_Brief_
Retype every entry in its entirety, without alteration.

= = = = = = =

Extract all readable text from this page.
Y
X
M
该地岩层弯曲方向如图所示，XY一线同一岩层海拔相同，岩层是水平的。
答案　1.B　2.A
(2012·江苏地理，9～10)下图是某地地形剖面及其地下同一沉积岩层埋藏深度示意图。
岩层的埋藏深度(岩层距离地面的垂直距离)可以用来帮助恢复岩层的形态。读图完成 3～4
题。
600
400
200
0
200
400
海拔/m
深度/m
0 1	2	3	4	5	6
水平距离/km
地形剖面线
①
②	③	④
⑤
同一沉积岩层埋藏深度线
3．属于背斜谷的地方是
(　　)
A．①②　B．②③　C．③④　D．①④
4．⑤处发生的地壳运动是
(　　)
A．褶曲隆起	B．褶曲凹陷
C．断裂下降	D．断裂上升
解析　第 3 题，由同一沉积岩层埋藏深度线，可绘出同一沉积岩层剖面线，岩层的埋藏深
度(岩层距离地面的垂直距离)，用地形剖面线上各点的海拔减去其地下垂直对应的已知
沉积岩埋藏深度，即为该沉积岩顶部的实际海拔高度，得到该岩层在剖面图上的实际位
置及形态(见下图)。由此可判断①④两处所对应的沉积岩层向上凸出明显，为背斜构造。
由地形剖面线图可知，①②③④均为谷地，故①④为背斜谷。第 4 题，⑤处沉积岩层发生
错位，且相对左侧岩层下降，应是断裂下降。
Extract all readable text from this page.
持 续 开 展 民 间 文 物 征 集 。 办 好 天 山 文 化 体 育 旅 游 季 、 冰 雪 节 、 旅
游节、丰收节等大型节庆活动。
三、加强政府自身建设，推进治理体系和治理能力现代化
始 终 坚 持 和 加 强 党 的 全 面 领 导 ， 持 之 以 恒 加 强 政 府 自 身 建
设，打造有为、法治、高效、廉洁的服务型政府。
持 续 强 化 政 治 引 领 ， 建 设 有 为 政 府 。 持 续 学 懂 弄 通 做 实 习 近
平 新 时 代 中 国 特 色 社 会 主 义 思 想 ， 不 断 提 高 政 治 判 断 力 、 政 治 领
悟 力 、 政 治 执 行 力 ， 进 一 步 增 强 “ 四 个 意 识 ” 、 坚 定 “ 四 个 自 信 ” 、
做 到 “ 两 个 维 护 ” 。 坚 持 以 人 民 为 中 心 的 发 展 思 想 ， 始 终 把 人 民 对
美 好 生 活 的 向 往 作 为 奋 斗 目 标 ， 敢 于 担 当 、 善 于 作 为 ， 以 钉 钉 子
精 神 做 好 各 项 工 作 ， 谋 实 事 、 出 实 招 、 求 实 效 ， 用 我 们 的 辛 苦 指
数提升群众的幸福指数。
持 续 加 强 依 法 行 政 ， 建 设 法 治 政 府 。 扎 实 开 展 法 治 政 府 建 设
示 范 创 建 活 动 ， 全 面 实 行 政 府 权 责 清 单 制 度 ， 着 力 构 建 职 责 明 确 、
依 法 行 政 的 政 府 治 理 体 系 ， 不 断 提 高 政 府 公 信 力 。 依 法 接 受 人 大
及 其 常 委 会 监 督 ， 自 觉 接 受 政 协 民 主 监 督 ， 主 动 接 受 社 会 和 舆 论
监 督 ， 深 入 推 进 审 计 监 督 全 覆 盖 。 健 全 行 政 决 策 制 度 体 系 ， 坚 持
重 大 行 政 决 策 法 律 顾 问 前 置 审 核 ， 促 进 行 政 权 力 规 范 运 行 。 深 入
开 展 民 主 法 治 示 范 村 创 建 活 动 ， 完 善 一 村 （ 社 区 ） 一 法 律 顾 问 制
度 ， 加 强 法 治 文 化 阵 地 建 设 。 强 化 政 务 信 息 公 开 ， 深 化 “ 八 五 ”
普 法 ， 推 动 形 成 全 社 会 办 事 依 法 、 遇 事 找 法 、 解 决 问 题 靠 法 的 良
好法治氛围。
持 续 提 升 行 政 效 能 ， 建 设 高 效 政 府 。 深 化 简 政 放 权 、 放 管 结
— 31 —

= = = = = = =

_Result_
Extract all readable text from this page.
Y
X
M
该地岩层弯曲方向如图所示，XY一线同一岩层海拔相同，岩层是水平的。
答案　1.B　2.A
(2012·江苏地理，9～10)下图是某地地形剖面及其地下同一沉积岩层埋藏深度示意图。
岩层的埋藏深度(岩层距离地面的垂直距离)可以用来帮助恢复岩层的形态。读图完成 3～4
题。
600
400
200
0
200
400
海拔/m
深度/m
0 1	2	3	4	5	6
水平距离/km
地形剖面线
①
②	③	④
⑤
同一沉积岩层埋藏深度线
3．属于背斜谷的地方是
(　　)
A．①②　B．②③　C．③④　D．①④
4．⑤处发生的地壳运动是
(　　)
A．褶曲隆起	B．褶曲凹陷
C．断裂下降	D．断裂上升
解析　第 3 题，由同一沉积岩层埋藏深度线，可绘出同一沉积岩层剖面线，岩层的埋藏深
度(岩层距离地面的垂直距离)，用地形剖面线上各点的海拔减去其地下垂直对应的已知
沉积岩埋藏深度，即为该沉积岩顶部的实际海拔高度，得到该岩层在剖面图上的实际位
置及形态(见下图)。由此可判断①④两处所对应的沉积岩层向上凸出明显，为背斜构造。
由地形剖面线图可知，①②③④均为谷地，故①④为背斜谷。第 4 题，⑤处沉积岩层发生
错位，且相对左侧岩层下降，应是断裂下降。
Extract all readable text from this page.
持 续 开 展 民 间 文 物 征 集 。 办 好 天 山 文 化 体 育 旅 游 季 、 冰 雪 节 、 旅
游节、丰收节等大型节庆活动。
三、加强政府自身建设，推进治理体系和治理能力现代化
始 终 坚 持 和 加 强 党 的 全 面 领 导 ， 持 之 以 恒 加 强 政 府 自 身 建
设，打造有为、法治、高效、廉洁的服务型政府。
持 续 强 化 政 治 引 领 ， 建 设 有 为 政 府 。 持 续 学 懂 弄 通 做 实 习 近
平 新 时 代 中 国 特 色 社 会 主 义 思 想 ， 不 断 提 高 政 治 判 断 力 、 政 治 领
悟 力 、 政 治 执 行 力 ， 进 一 步 增 强 “ 四 个 意 识 ” 、 坚 定 “ 四 个 自 信 ” 、
做 到 “ 两 个 维 护 ” 。 坚 持 以 人 民 为 中 心 的 发 展 思 想 ， 始 终 把 人 民 对
美 好 生 活 的 向 往 作 为 奋 斗 目 标 ， 敢 于 担 当 、 善 于 作 为 ， 以 钉 钉 子
精 神 做 好 各 项 工 作 ， 谋 实 事 、 出 实 招 、 求 实 效 ， 用 我 们 的 辛 苦 指
数提升群众的幸福指数。
持 续 加 强 依 法 行 政 ， 建 设 法 治 政 府 。 扎 实 开 展 法 治 政 府 建 设
示 范 创 建 活 动 ， 全 面 实 行 政 府 权 责 清 单 制 度 ， 着 力 构 建 职 责 明 确 、
依 法 行 政 的 政 府 治 理 体 系 ， 不 断 提 高 政 府 公 信 力 。 依 法 接 受 人 大
及 其 常 委 会 监 督 ， 自 觉 接 受 政 协 民 主 监 督 ， 主 动 接 受 社 会 和 舆 论
监 督 ， 深 入 推 进 审 计 监 督 全 覆 盖 。 健 全 行 政 决 策 制 度 体 系 ， 坚 持
重 大 行 政 决 策 法 律 顾 问 前 置 审 核 ， 促 进 行 政 权 力 规 范 运 行 。 深 入
开 展 民 主 法 治 示 范 村 创 建 活 动 ， 完 善 一 村 （ 社 区 ） 一 法 律 顾 问 制
度 ， 加 强 法 治 文 化 阵 地 建 设 。 强 化 政 务 信 息 公 开 ， 深 化 “ 八 五 ”
普 法 ， 推 动 形 成 全 社 会 办 事 依 法 、 遇 事 找 法 、 解 决 问 题 靠 法 的 良
好法治氛围。
持 续 提 升 行 政 效 能 ， 建 设 高 效 政 府 。 深 化 简 政 放 权 、 放 管 结
— 31 —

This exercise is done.